Keep only the lines of the listing that include the word "this", and copy them.

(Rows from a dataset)
########
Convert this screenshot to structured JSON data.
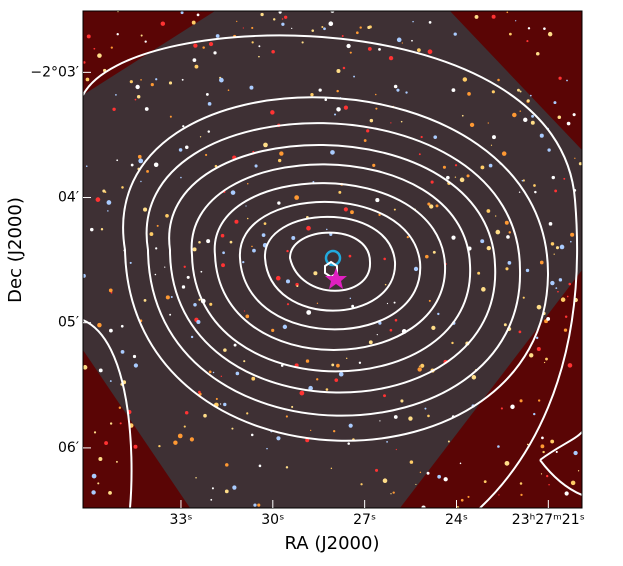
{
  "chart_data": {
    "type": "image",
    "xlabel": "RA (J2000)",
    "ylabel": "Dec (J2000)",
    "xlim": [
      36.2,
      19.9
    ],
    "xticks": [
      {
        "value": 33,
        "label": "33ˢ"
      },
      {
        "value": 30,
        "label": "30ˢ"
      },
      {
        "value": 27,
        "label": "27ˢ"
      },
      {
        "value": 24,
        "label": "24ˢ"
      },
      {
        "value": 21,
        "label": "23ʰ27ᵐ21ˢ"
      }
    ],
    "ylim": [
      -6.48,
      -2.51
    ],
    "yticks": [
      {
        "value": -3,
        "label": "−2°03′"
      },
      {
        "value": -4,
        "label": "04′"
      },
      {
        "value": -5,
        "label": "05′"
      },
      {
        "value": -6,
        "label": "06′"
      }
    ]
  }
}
########
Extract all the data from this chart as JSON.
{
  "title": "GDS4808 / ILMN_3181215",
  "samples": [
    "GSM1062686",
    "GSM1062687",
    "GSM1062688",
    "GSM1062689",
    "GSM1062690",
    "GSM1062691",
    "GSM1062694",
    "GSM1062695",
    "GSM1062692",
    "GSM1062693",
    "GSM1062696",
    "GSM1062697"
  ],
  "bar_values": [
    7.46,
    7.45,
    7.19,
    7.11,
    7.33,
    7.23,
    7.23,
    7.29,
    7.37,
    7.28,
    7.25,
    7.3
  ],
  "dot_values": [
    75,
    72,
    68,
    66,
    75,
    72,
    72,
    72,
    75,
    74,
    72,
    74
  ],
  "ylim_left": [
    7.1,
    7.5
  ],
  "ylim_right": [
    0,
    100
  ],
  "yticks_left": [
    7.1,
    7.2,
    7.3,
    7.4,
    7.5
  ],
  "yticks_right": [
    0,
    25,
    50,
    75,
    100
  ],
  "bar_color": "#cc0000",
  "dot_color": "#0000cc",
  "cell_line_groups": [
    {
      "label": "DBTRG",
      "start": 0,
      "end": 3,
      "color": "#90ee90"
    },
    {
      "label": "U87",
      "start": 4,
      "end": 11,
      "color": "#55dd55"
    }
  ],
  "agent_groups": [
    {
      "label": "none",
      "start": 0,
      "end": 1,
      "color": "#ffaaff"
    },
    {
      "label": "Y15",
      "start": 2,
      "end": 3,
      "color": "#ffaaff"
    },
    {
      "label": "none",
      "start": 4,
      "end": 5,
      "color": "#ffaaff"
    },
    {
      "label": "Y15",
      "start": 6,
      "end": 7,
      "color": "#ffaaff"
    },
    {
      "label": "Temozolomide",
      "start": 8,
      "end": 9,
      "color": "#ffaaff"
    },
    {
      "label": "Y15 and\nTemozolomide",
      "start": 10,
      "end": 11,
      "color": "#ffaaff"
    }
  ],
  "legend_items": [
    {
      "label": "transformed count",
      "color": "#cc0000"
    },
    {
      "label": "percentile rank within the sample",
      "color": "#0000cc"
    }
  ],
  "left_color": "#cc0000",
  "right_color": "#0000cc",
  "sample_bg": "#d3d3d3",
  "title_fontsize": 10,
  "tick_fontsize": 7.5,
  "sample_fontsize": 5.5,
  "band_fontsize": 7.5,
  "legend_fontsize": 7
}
########
[WORKED SOLUTION]
Convert this screenshot to structured JSON data.
Extract all the data from this chart as JSON.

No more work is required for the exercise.